* **Working data**
-- Start --
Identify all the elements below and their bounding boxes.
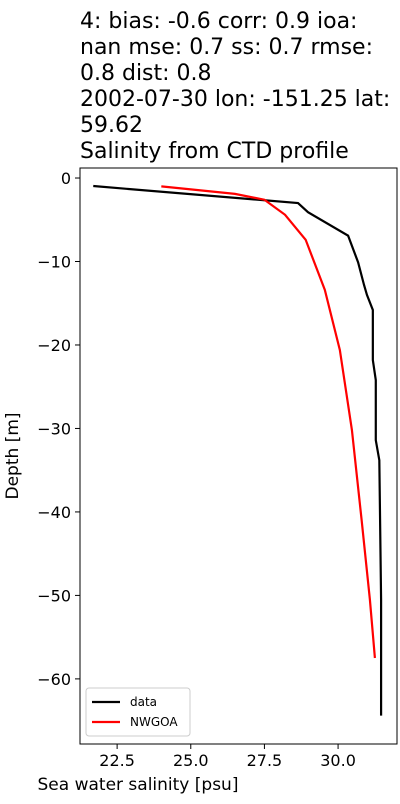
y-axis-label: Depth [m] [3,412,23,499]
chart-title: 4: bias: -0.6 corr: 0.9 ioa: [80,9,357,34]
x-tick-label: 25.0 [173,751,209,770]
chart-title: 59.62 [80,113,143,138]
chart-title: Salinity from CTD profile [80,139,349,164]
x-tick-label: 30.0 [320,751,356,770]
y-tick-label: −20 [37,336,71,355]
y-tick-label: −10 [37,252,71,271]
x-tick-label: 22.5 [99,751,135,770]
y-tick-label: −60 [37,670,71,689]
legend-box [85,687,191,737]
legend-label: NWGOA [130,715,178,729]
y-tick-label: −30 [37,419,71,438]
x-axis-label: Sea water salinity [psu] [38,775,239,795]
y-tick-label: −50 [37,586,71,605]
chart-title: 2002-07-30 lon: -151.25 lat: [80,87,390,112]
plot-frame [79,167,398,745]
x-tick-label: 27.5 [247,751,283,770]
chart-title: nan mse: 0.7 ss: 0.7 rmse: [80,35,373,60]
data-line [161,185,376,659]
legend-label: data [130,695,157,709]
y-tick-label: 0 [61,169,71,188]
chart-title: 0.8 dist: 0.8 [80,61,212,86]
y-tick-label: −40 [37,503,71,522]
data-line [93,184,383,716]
-- End --
-- Start --
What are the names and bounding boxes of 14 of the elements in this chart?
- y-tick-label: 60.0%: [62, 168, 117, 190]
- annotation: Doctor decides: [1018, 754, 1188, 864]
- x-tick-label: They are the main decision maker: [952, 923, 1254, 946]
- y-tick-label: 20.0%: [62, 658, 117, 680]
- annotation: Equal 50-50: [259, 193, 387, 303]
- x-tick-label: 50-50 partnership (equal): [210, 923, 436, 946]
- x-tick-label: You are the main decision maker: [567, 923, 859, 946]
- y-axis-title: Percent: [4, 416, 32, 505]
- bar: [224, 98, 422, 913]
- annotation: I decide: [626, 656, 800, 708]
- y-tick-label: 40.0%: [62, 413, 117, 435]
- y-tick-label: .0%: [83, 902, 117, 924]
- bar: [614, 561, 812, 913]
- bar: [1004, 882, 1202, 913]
-- End --
* **Set exercise**
In everything from the line containing "Identify all the" down to the line containing "data-line [93,184,383,716]", rename "chart-title" to "heading" and give those lines again with nothing else changed. Leave the pictures out of your answer.

* **Response to the task**
Identify all the elements below and their bounding boxes.
y-axis-label: Depth [m] [3,412,23,499]
heading: 4: bias: -0.6 corr: 0.9 ioa: [80,9,357,34]
x-tick-label: 25.0 [173,751,209,770]
heading: 59.62 [80,113,143,138]
heading: Salinity from CTD profile [80,139,349,164]
x-tick-label: 30.0 [320,751,356,770]
y-tick-label: −20 [37,336,71,355]
y-tick-label: −10 [37,252,71,271]
x-tick-label: 22.5 [99,751,135,770]
y-tick-label: −60 [37,670,71,689]
legend-box [85,687,191,737]
legend-label: NWGOA [130,715,178,729]
y-tick-label: −30 [37,419,71,438]
x-axis-label: Sea water salinity [psu] [38,775,239,795]
y-tick-label: −50 [37,586,71,605]
heading: 2002-07-30 lon: -151.25 lat: [80,87,390,112]
plot-frame [79,167,398,745]
x-tick-label: 27.5 [247,751,283,770]
heading: nan mse: 0.7 ss: 0.7 rmse: [80,35,373,60]
data-line [161,185,376,659]
legend-label: data [130,695,157,709]
y-tick-label: 0 [61,169,71,188]
heading: 0.8 dist: 0.8 [80,61,212,86]
y-tick-label: −40 [37,503,71,522]
data-line [93,184,383,716]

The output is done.